Your task is to reproduce the entries below word for word.

== Records for the task ==
— Start —

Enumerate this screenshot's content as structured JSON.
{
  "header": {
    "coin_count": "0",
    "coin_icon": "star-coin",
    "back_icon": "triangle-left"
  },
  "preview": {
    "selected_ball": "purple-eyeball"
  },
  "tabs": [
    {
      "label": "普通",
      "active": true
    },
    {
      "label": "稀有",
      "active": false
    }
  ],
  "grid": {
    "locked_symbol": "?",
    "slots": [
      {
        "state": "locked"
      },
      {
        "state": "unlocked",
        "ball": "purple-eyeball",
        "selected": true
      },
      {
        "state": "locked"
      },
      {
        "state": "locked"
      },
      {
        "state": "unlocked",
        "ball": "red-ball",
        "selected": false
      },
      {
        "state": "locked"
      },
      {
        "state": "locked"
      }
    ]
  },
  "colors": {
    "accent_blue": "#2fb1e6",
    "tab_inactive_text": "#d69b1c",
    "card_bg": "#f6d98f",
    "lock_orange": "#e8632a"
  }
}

— End —

== Exercise answer ==
Enumerate this screenshot's content as structured JSON.
{
  "header": {
    "coin_count": "0",
    "coin_icon": "star-coin",
    "back_icon": "triangle-left"
  },
  "preview": {
    "selected_ball": "purple-eyeball"
  },
  "tabs": [
    {
      "label": "普通",
      "active": true
    },
    {
      "label": "稀有",
      "active": false
    }
  ],
  "grid": {
    "locked_symbol": "?",
    "slots": [
      {
        "state": "locked"
      },
      {
        "state": "unlocked",
        "ball": "purple-eyeball",
        "selected": true
      },
      {
        "state": "locked"
      },
      {
        "state": "locked"
      },
      {
        "state": "unlocked",
        "ball": "red-ball",
        "selected": false
      },
      {
        "state": "locked"
      },
      {
        "state": "locked"
      }
    ]
  },
  "colors": {
    "accent_blue": "#2fb1e6",
    "tab_inactive_text": "#d69b1c",
    "card_bg": "#f6d98f",
    "lock_orange": "#e8632a"
  }
}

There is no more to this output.